**Instruction:**
Gather the lines that hold the string "your".

══ Records shown

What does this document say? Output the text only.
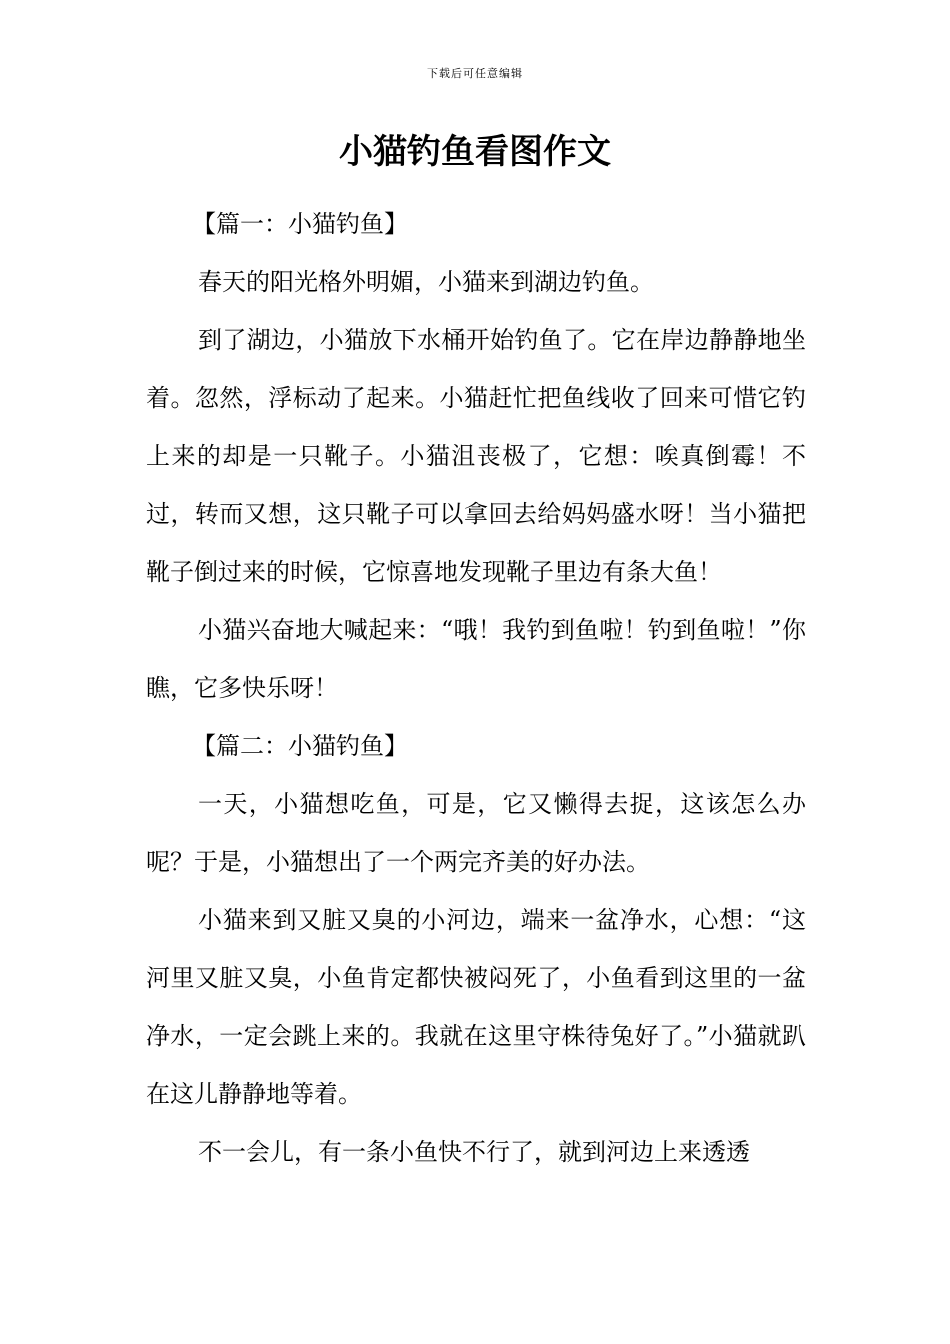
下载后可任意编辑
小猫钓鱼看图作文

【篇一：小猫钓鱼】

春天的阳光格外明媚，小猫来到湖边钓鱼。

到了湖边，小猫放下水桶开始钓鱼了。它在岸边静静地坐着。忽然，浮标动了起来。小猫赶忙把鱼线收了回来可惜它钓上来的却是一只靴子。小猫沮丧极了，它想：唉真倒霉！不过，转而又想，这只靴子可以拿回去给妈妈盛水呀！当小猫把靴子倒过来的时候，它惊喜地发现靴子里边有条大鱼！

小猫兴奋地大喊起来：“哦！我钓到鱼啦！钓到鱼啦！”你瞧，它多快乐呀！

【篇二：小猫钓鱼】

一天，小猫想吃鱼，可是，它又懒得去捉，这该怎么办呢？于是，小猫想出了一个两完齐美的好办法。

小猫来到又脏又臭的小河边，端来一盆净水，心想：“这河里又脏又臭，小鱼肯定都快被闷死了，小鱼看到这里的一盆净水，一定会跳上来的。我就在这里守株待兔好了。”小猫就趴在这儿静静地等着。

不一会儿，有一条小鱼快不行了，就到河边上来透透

════
══ Records shown

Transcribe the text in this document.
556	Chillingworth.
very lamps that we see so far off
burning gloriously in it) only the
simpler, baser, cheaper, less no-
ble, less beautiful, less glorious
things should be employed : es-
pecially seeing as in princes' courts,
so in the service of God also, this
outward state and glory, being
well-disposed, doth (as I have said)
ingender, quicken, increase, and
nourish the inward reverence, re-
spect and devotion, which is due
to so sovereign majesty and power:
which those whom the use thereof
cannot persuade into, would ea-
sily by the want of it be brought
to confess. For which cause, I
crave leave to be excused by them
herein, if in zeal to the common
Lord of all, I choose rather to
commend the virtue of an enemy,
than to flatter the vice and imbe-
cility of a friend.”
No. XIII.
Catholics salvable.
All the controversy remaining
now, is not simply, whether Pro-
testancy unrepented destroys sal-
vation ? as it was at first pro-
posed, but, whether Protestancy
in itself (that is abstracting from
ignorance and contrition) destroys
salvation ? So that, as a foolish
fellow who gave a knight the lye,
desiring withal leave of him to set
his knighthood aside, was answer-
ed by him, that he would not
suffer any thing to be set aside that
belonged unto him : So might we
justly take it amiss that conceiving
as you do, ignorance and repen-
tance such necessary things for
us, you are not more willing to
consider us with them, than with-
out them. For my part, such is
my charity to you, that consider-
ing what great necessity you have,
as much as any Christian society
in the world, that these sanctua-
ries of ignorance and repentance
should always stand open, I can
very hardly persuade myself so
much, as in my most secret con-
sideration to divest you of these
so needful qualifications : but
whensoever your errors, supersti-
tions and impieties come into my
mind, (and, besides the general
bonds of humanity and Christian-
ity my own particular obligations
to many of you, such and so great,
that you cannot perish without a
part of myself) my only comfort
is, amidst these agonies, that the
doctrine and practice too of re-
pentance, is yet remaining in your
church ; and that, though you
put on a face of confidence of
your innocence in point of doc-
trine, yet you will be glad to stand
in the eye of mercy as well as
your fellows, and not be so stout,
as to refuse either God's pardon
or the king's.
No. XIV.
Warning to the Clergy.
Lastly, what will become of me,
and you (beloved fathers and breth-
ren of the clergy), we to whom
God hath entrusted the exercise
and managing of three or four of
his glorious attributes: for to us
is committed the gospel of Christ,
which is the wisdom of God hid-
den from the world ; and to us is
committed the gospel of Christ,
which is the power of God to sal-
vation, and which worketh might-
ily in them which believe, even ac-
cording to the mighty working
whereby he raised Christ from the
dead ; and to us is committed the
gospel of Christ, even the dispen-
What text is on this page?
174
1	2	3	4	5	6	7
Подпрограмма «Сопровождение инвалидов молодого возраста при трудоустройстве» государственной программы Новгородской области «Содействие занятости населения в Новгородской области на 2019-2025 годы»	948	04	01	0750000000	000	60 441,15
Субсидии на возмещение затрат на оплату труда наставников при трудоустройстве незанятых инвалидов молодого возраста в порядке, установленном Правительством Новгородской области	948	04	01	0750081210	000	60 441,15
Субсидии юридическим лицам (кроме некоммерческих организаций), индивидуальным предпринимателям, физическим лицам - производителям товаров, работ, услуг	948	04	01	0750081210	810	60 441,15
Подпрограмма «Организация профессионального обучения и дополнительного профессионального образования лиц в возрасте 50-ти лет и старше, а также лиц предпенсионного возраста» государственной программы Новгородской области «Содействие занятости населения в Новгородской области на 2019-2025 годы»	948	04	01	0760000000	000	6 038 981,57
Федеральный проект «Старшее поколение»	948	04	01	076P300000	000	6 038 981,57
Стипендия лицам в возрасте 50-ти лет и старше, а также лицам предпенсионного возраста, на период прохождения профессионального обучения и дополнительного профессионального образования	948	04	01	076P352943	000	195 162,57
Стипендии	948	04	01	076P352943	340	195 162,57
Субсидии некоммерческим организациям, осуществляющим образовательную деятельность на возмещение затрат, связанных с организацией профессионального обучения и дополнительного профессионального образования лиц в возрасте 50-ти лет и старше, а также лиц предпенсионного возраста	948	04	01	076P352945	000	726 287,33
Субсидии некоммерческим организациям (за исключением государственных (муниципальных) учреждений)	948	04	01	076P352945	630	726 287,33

════

**Final answer:**
whensoever your errors, supersti-
pentance, is yet remaining in your
your innocence in point of doc-
your fellows, and not be so stout,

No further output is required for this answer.